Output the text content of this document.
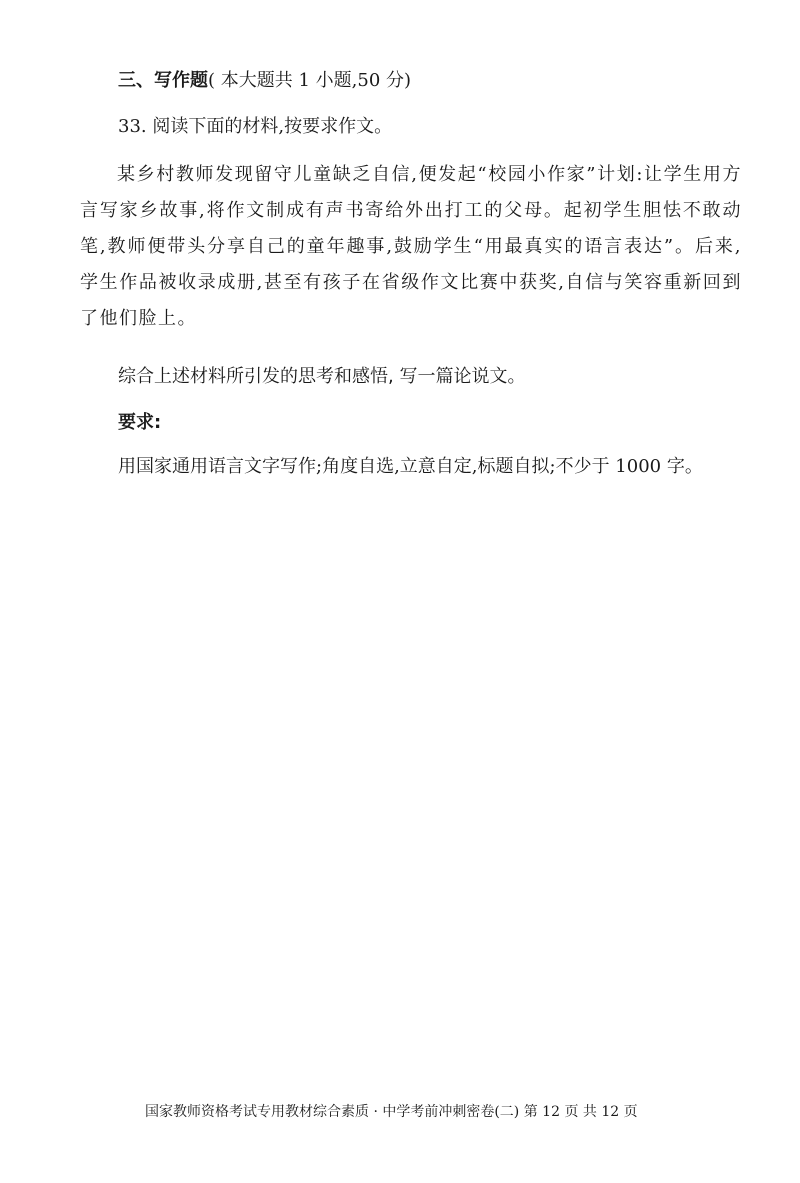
三、写作题( 本大题共 1 小题,50 分)
33. 阅读下面的材料,按要求作文。
某乡村教师发现留守儿童缺乏自信,便发起“校园小作家”计划:让学生用方言写家乡故事,将作文制成有声书寄给外出打工的父母。起初学生胆怯不敢动笔,教师便带头分享自己的童年趣事,鼓励学生“用最真实的语言表达”。后来,学生作品被收录成册,甚至有孩子在省级作文比赛中获奖,自信与笑容重新回到了他们脸上。
综合上述材料所引发的思考和感悟, 写一篇论说文。
要求:
用国家通用语言文字写作;角度自选,立意自定,标题自拟;不少于 1000 字。
国家教师资格考试专用教材综合素质 · 中学考前冲刺密卷(二) 第 12 页 共 12 页
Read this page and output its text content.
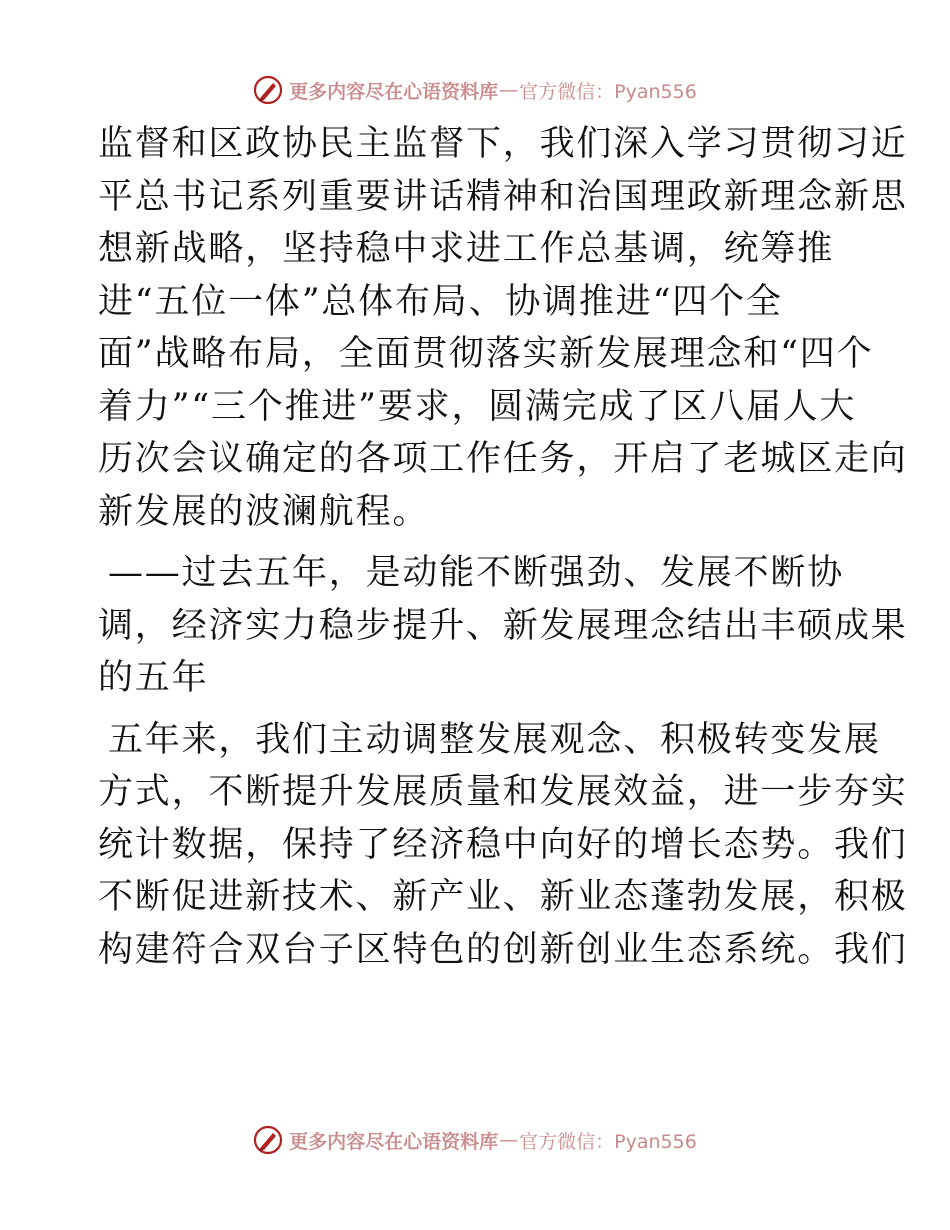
更多内容尽在心语资料库 — 官方微信：Pyan556
监督和区政协民主监督下，我们深入学习贯彻习近
平总书记系列重要讲话精神和治国理政新理念新思
想新战略，坚持稳中求进工作总基调，统筹推
进“五位一体”总体布局、协调推进“四个全
面”战略布局，全面贯彻落实新发展理念和“四个
着力”“三个推进”要求，圆满完成了区八届人大
历次会议确定的各项工作任务，开启了老城区走向
新发展的波澜航程。
——过去五年，是动能不断强劲、发展不断协
调，经济实力稳步提升、新发展理念结出丰硕成果
的五年
五年来，我们主动调整发展观念、积极转变发展
方式，不断提升发展质量和发展效益，进一步夯实
统计数据，保持了经济稳中向好的增长态势。我们
不断促进新技术、新产业、新业态蓬勃发展，积极
构建符合双台子区特色的创新创业生态系统。我们
更多内容尽在心语资料库 — 官方微信：Pyan556
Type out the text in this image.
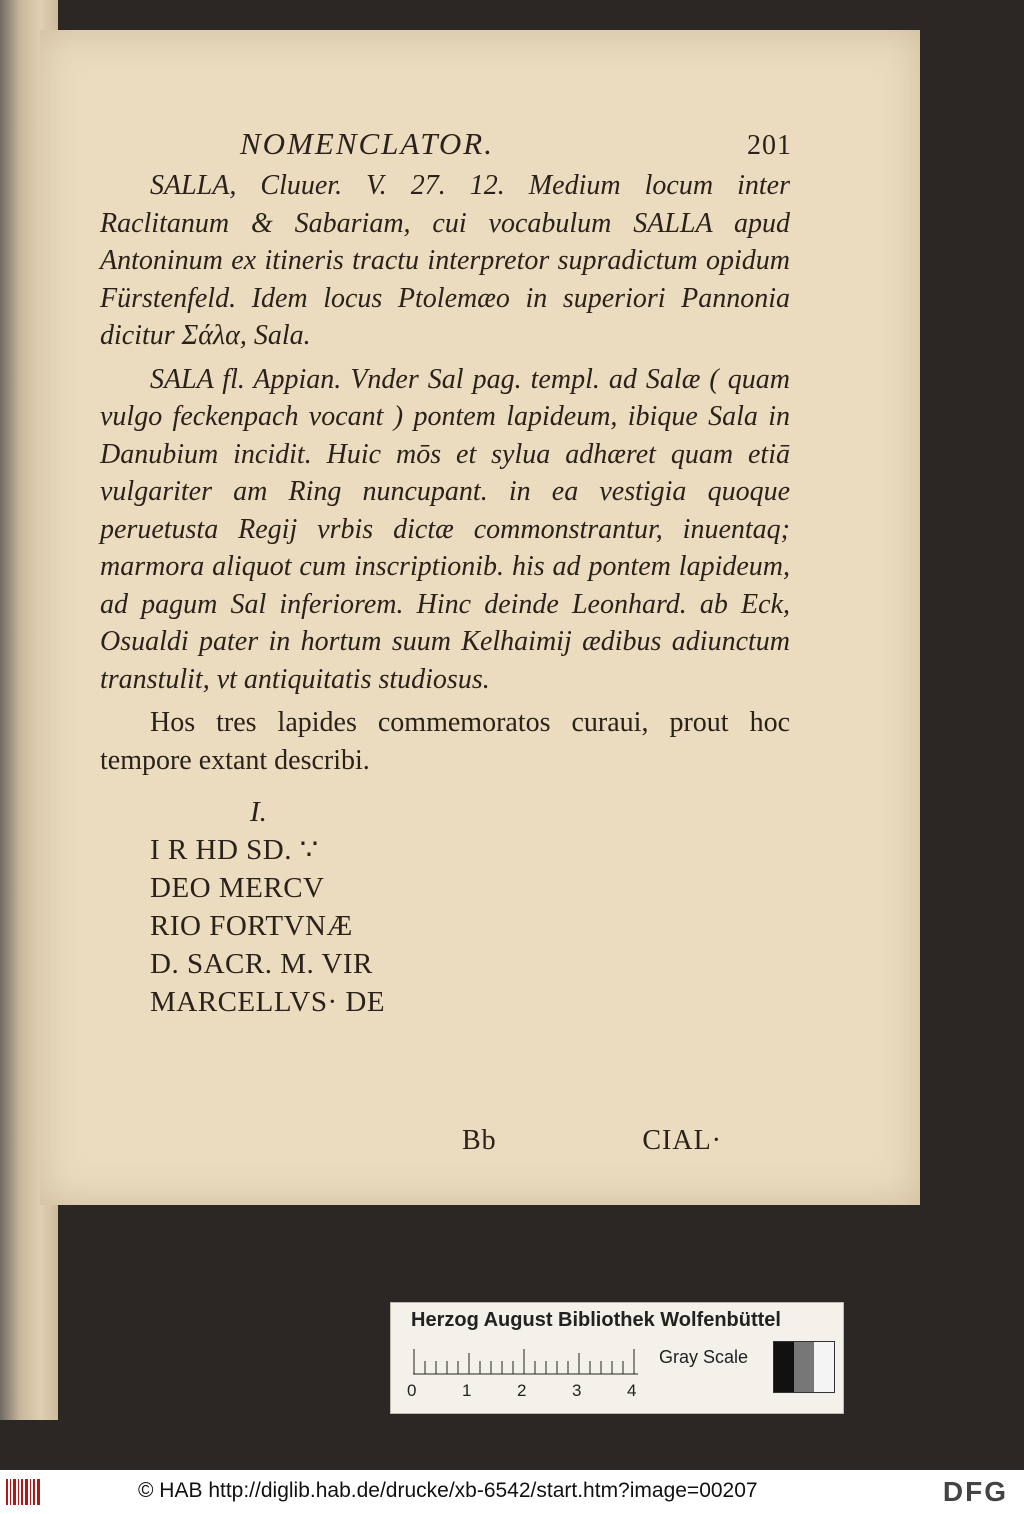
NOMENCLATOR.	201

SALLA, Cluuer. V. 27. 12. Medium locum inter Raclitanum & Sabariam, cui vocabulum SALLA apud Antoninum ex itineris tractu interpretor supradictum opidum Fürstenfeld. Idem locus Ptolemæo in superiori Pannonia dicitur Σάλα, Sala.

SALA fl. Appian. Vnder Sal pag. templ. ad Salæ ( quam vulgo feckenpach vocant ) pontem lapideum, ibique Sala in Danubium incidit. Huic mōs et sylua adhæret quam etiā vulgariter am Ring nuncupant. in ea vestigia quoque peruetusta Regij vrbis dictæ commonstrantur, inuentaq; marmora aliquot cum inscriptionib. his ad pontem lapideum, ad pagum Sal inferiorem. Hinc deinde Leonhard. ab Eck, Osualdi pater in hortum suum Kelhaimij ædibus adiunctum transtulit, vt antiquitatis studiosus.

Hos tres lapides commemoratos curaui, prout hoc tempore extant describi.

I.
I R HD SD. ∵
DEO MERCV
RIO FORTVNÆ
D. SACR. M. VIR
MARCELLVS· DE
Bb	CIAL·
Herzog August Bibliothek Wolfenbüttel
Gray Scale
0	1	2	3	4
© HAB http://diglib.hab.de/drucke/xb-6542/start.htm?image=00207	DFG
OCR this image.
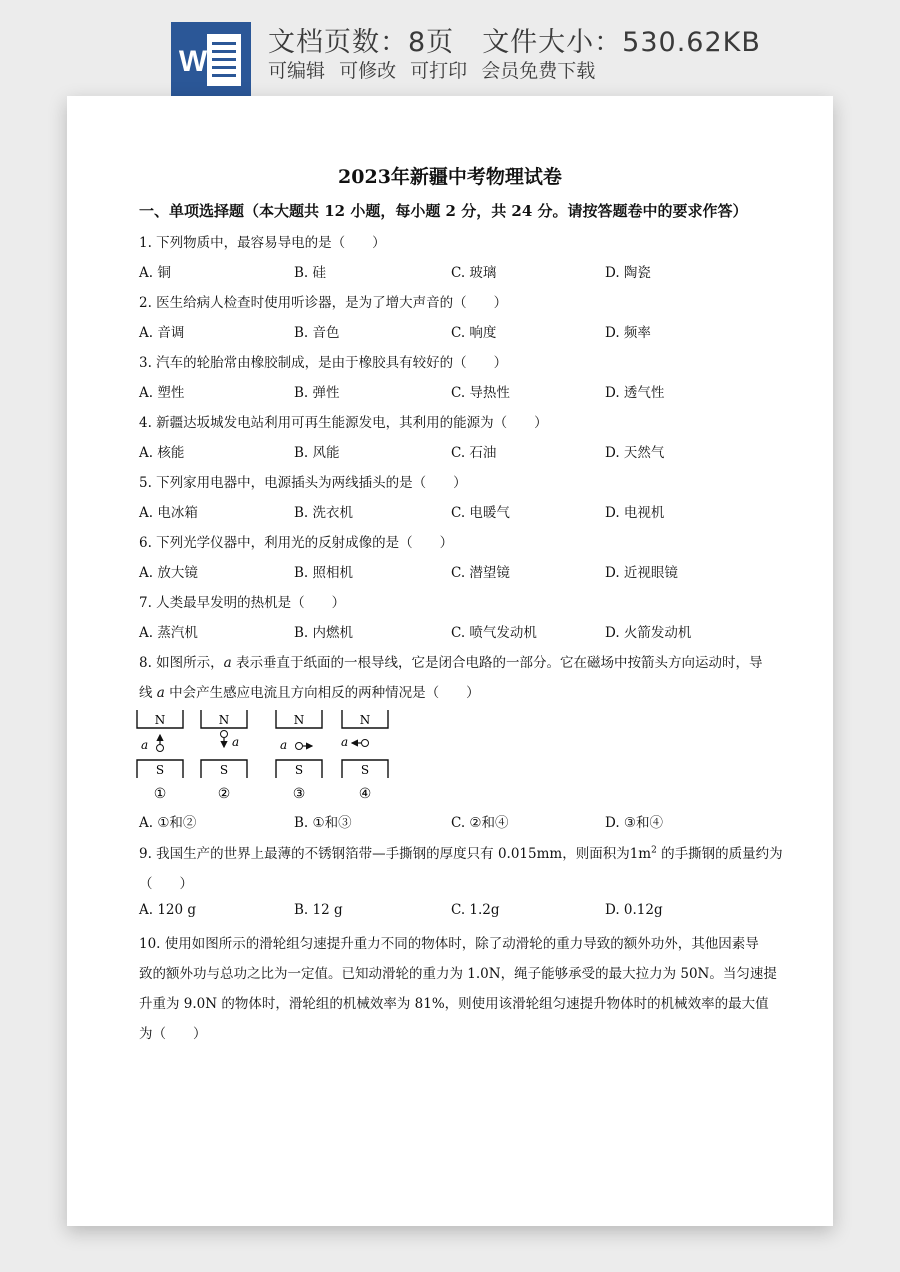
W
文档页数：8页 文件大小：530.62KB
可编辑 可修改 可打印 会员免费下载
2023年新疆中考物理试卷
一、单项选择题（本大题共 12 小题，每小题 2 分，共 24 分。请按答题卷中的要求作答）
1. 下列物质中，最容易导电的是（　　）
A. 铜	B. 硅	C. 玻璃	D. 陶瓷
2. 医生给病人检查时使用听诊器，是为了增大声音的（　　）
A. 音调	B. 音色	C. 响度	D. 频率
3. 汽车的轮胎常由橡胶制成，是由于橡胶具有较好的（　　）
A. 塑性	B. 弹性	C. 导热性	D. 透气性
4. 新疆达坂城发电站利用可再生能源发电，其利用的能源为（　　）
A. 核能	B. 风能	C. 石油	D. 天然气
5. 下列家用电器中，电源插头为两线插头的是（　　）
A. 电冰箱	B. 洗衣机	C. 电暖气	D. 电视机
6. 下列光学仪器中，利用光的反射成像的是（　　）
A. 放大镜	B. 照相机	C. 潜望镜	D. 近视眼镜
7. 人类最早发明的热机是（　　）
A. 蒸汽机	B. 内燃机	C. 喷气发动机	D. 火箭发动机
8. 如图所示，a 表示垂直于纸面的一根导线，它是闭合电路的一部分。它在磁场中按箭头方向运动时，导
线 a 中会产生感应电流且方向相反的两种情况是（　　）
N
S
a
①
N
S
a
②
N
S
a
③
N
S
a
④
A. ①和②	B. ①和③	C. ②和④	D. ③和④
9. 我国生产的世界上最薄的不锈钢箔带—手撕钢的厚度只有 0.015mm，则面积为$1m^2$ 的手撕钢的质量约为
（　　）
A. 120 g	B. 12 g	C. 1.2g	D. 0.12g
10. 使用如图所示的滑轮组匀速提升重力不同的物体时，除了动滑轮的重力导致的额外功外，其他因素导
致的额外功与总功之比为一定值。已知动滑轮的重力为 1.0N，绳子能够承受的最大拉力为 50N。当匀速提
升重为 9.0N 的物体时，滑轮组的机械效率为 81%，则使用该滑轮组匀速提升物体时的机械效率的最大值
为（　　）
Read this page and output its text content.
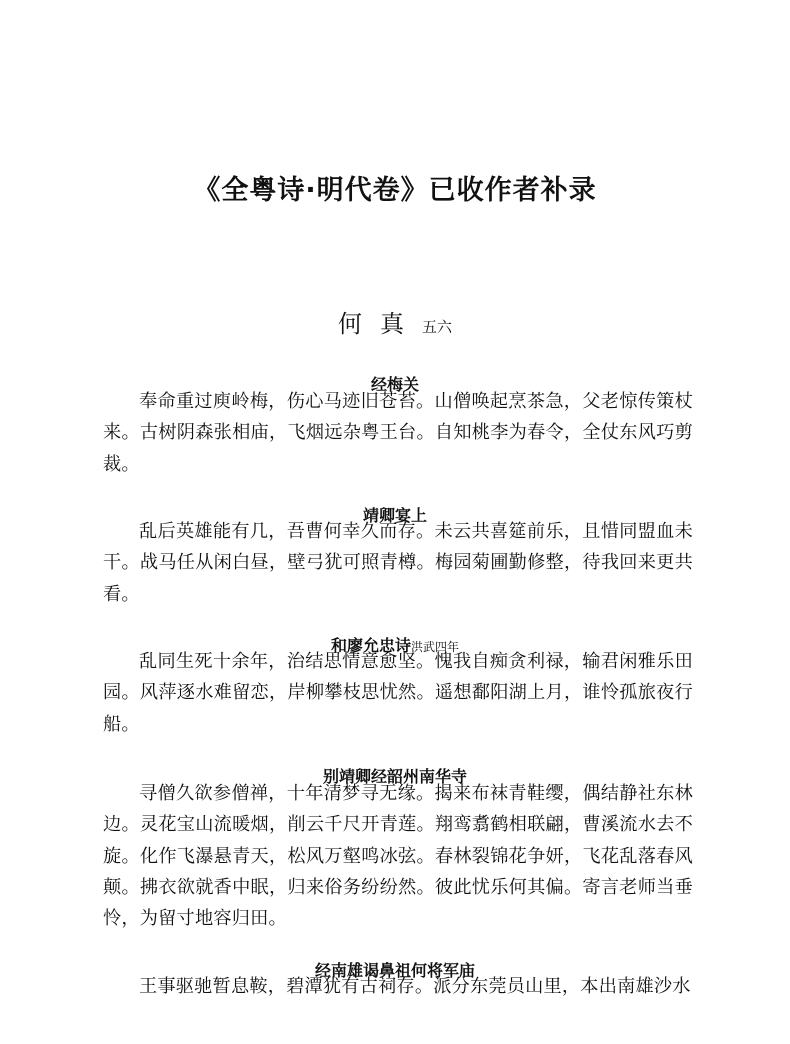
《全粤诗·明代卷》已收作者补录
何真五六
经梅关

奉命重过庾岭梅，伤心马迹旧苍苔。山僧唤起烹茶急，父老惊传策杖来。古树阴森张相庙，飞烟远杂粤王台。自知桃李为春令，全仗东风巧剪裁。

靖卿宴上

乱后英雄能有几，吾曹何幸久而存。未云共喜筵前乐，且惜同盟血未干。战马任从闲白昼，壁弓犹可照青樽。梅园菊圃勤修整，待我回来更共看。

和廖允忠诗洪武四年

乱同生死十余年，治结思情意愈坚。愧我自痴贪利禄，输君闲雅乐田园。风萍逐水难留恋，岸柳攀枝思忧然。遥想鄱阳湖上月，谁怜孤旅夜行船。

别靖卿经韶州南华寺

寻僧久欲参僧禅，十年清梦寻无缘。揭来布袜青鞋缨，偶结静社东林边。灵花宝山流暖烟，削云千尺开青莲。翔鸾翥鹤相联翩，曹溪流水去不旋。化作飞瀑悬青天，松风万壑鸣冰弦。春林裂锦花争妍，飞花乱落春风颠。拂衣欲就香中眠，归来俗务纷纷然。彼此忧乐何其偏。寄言老师当垂怜，为留寸地容归田。

经南雄谒鼻祖何将军庙

王事驱驰暂息鞍，碧潭犹有古祠存。派分东莞员山里，本出南雄沙水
◇ ◇ ◇ ◇ ◇ ◇ ◇
Each line above that holds the string "this" should be copied and shown.

Output the text content of this document.
Read this page and output its text content.
Type out the text in this image.
OCR this image.
Read this page and output its text content.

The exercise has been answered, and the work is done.